§ **Set task**: Go through the entries below and write each one out exactly.

=-=-=

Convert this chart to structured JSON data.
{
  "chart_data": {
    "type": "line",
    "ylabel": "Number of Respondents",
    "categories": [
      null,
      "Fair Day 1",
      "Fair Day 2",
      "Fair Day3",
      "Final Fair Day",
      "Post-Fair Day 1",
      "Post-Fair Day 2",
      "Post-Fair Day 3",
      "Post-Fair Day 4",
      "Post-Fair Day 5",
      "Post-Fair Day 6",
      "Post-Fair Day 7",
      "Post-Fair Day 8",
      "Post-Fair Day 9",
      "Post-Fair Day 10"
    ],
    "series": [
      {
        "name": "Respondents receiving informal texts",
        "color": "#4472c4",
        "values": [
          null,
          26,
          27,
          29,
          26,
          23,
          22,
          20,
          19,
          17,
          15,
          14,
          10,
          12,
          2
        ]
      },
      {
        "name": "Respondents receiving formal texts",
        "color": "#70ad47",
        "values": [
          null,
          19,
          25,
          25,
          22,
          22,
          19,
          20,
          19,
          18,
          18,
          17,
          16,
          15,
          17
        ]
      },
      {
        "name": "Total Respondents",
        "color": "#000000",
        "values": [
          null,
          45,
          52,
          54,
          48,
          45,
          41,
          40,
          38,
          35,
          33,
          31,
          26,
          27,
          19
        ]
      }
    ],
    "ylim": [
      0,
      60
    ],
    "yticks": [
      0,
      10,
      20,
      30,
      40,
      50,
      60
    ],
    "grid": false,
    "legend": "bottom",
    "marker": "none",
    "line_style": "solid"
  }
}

=-=-=

§ **Output for this exercise**:
Convert this chart to structured JSON data.
{
  "chart_data": {
    "type": "line",
    "ylabel": "Number of Respondents",
    "categories": [
      null,
      "Fair Day 1",
      "Fair Day 2",
      "Fair Day3",
      "Final Fair Day",
      "Post-Fair Day 1",
      "Post-Fair Day 2",
      "Post-Fair Day 3",
      "Post-Fair Day 4",
      "Post-Fair Day 5",
      "Post-Fair Day 6",
      "Post-Fair Day 7",
      "Post-Fair Day 8",
      "Post-Fair Day 9",
      "Post-Fair Day 10"
    ],
    "series": [
      {
        "name": "Respondents receiving informal texts",
        "color": "#4472c4",
        "values": [
          null,
          26,
          27,
          29,
          26,
          23,
          22,
          20,
          19,
          17,
          15,
          14,
          10,
          12,
          2
        ]
      },
      {
        "name": "Respondents receiving formal texts",
        "color": "#70ad47",
        "values": [
          null,
          19,
          25,
          25,
          22,
          22,
          19,
          20,
          19,
          18,
          18,
          17,
          16,
          15,
          17
        ]
      },
      {
        "name": "Total Respondents",
        "color": "#000000",
        "values": [
          null,
          45,
          52,
          54,
          48,
          45,
          41,
          40,
          38,
          35,
          33,
          31,
          26,
          27,
          19
        ]
      }
    ],
    "ylim": [
      0,
      60
    ],
    "yticks": [
      0,
      10,
      20,
      30,
      40,
      50,
      60
    ],
    "grid": false,
    "legend": "bottom",
    "marker": "none",
    "line_style": "solid"
  }
}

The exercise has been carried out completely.